- [Your instructions]
Report how many lines hold the word "itse"; answer with the number alone.

Stored entries
--------------------------------------------------

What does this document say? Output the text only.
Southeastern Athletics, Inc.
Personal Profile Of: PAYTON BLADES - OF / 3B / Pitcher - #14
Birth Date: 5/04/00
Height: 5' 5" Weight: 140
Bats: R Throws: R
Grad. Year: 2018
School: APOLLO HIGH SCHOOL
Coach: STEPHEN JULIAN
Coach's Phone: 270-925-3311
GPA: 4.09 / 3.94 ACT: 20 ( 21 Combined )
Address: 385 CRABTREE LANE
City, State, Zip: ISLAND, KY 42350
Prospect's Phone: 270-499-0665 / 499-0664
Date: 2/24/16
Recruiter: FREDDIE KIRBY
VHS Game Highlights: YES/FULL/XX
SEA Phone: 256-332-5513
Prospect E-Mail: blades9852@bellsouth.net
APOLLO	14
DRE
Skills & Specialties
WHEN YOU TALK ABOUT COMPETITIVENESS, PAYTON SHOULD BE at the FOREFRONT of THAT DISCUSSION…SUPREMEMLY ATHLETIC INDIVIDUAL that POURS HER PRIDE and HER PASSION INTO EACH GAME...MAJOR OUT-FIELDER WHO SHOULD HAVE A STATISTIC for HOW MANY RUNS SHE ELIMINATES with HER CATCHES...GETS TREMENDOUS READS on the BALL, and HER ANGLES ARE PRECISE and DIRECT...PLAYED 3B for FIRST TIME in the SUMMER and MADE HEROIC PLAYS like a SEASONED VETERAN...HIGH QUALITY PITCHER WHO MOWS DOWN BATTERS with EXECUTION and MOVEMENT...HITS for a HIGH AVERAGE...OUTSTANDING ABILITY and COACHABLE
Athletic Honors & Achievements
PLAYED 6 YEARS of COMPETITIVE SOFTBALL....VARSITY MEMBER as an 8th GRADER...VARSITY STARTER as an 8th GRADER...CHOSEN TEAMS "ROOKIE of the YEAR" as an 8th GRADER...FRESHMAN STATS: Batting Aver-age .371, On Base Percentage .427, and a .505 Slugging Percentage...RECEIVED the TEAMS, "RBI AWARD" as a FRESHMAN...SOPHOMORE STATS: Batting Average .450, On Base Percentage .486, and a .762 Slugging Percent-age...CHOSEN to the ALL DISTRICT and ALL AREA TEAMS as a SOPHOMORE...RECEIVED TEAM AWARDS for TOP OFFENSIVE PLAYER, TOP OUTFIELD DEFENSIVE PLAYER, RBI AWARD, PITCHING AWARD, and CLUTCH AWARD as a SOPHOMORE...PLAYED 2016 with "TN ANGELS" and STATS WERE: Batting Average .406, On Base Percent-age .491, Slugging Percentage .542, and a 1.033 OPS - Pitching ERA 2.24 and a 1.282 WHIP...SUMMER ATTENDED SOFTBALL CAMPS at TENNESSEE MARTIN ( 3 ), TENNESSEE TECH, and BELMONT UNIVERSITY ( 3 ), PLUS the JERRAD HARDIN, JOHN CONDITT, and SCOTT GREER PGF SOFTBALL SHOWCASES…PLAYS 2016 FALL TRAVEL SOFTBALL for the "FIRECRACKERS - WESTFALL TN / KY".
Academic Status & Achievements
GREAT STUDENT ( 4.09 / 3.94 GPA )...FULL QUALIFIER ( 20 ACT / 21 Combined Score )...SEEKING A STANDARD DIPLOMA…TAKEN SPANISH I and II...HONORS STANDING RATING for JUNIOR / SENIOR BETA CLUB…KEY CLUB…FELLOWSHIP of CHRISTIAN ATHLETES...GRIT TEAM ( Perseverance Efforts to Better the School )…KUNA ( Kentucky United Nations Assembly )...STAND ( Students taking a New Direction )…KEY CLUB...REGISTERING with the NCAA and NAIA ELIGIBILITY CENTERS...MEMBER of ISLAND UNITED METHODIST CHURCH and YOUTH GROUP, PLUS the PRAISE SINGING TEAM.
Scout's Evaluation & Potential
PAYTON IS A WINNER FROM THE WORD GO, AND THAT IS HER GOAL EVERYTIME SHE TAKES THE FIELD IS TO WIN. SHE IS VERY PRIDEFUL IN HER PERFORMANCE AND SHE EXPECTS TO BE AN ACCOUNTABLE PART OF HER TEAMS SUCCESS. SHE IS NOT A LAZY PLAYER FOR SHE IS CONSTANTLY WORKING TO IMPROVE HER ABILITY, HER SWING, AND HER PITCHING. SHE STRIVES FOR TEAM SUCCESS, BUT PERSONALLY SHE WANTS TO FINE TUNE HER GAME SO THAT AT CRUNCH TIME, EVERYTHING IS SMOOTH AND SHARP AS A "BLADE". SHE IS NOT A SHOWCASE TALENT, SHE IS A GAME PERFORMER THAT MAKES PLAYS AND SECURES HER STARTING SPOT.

--------------------------------------------------

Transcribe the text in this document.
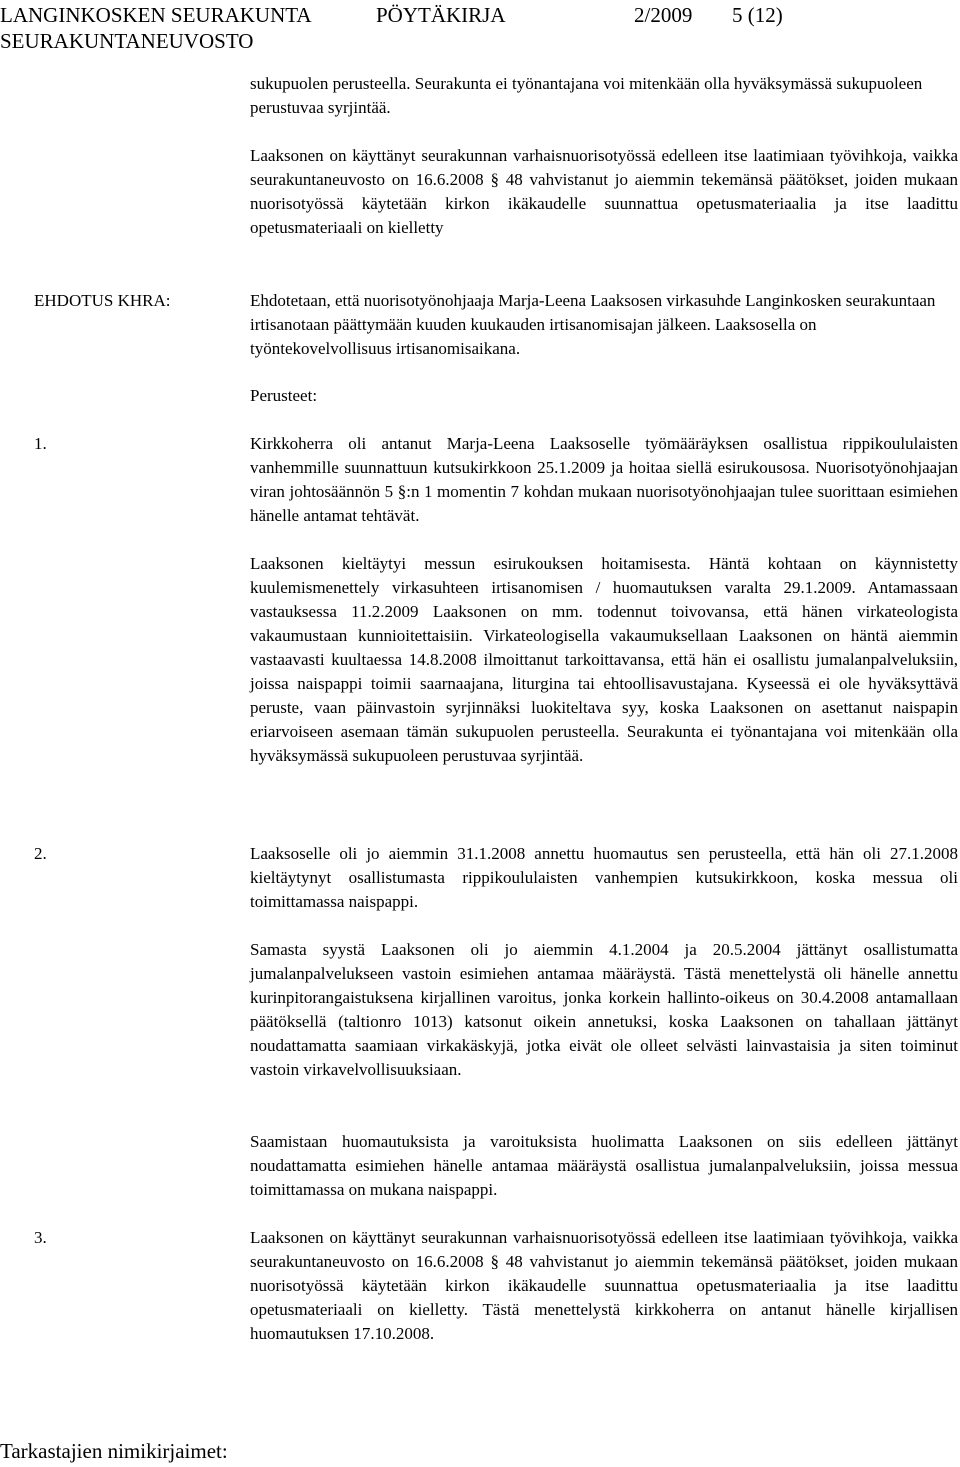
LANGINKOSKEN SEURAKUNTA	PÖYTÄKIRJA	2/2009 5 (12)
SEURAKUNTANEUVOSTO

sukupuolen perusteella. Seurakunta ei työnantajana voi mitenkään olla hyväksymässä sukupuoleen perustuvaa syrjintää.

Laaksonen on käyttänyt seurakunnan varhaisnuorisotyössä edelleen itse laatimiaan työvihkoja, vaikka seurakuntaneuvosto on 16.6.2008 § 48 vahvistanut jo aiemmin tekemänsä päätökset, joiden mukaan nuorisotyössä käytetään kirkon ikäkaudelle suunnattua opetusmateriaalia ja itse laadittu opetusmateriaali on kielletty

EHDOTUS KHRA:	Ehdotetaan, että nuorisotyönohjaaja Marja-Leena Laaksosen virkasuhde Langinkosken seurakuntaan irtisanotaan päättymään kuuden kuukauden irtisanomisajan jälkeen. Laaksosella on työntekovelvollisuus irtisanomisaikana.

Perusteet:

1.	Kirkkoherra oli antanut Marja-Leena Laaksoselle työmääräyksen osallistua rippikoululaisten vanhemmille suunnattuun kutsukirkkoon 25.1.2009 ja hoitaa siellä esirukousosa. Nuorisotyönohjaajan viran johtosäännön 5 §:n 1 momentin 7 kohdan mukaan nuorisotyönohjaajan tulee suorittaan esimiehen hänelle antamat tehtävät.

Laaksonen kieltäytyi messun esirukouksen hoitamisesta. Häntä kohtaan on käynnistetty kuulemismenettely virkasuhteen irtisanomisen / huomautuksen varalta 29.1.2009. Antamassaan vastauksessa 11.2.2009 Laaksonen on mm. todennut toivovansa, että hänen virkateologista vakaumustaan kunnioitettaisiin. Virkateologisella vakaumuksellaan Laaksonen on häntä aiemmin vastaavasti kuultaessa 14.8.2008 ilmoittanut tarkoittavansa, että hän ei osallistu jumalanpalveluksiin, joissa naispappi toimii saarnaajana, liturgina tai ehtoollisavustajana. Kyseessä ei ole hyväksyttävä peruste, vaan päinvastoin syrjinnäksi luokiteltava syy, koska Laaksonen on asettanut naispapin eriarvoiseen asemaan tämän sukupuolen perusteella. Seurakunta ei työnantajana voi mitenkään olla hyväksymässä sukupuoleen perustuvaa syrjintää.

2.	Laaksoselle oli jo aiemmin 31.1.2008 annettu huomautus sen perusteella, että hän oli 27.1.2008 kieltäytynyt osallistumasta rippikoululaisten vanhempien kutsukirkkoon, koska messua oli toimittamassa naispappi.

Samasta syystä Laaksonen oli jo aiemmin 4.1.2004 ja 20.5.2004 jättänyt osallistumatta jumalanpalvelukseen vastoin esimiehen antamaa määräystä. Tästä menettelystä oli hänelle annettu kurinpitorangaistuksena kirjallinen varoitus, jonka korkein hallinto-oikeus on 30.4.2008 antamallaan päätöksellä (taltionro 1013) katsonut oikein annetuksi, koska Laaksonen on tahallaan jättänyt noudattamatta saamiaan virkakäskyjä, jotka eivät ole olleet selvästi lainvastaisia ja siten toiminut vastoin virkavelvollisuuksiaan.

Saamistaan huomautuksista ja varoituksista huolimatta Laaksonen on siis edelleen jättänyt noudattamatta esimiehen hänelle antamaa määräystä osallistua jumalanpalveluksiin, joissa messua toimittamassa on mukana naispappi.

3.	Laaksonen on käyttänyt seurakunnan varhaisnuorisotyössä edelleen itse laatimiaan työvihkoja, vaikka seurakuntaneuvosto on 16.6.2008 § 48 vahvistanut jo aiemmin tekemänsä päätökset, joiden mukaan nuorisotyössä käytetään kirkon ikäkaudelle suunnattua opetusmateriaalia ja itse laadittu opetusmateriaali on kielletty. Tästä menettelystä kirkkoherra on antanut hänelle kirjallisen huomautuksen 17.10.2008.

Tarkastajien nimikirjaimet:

--------------------------------------------------

- [The result]
2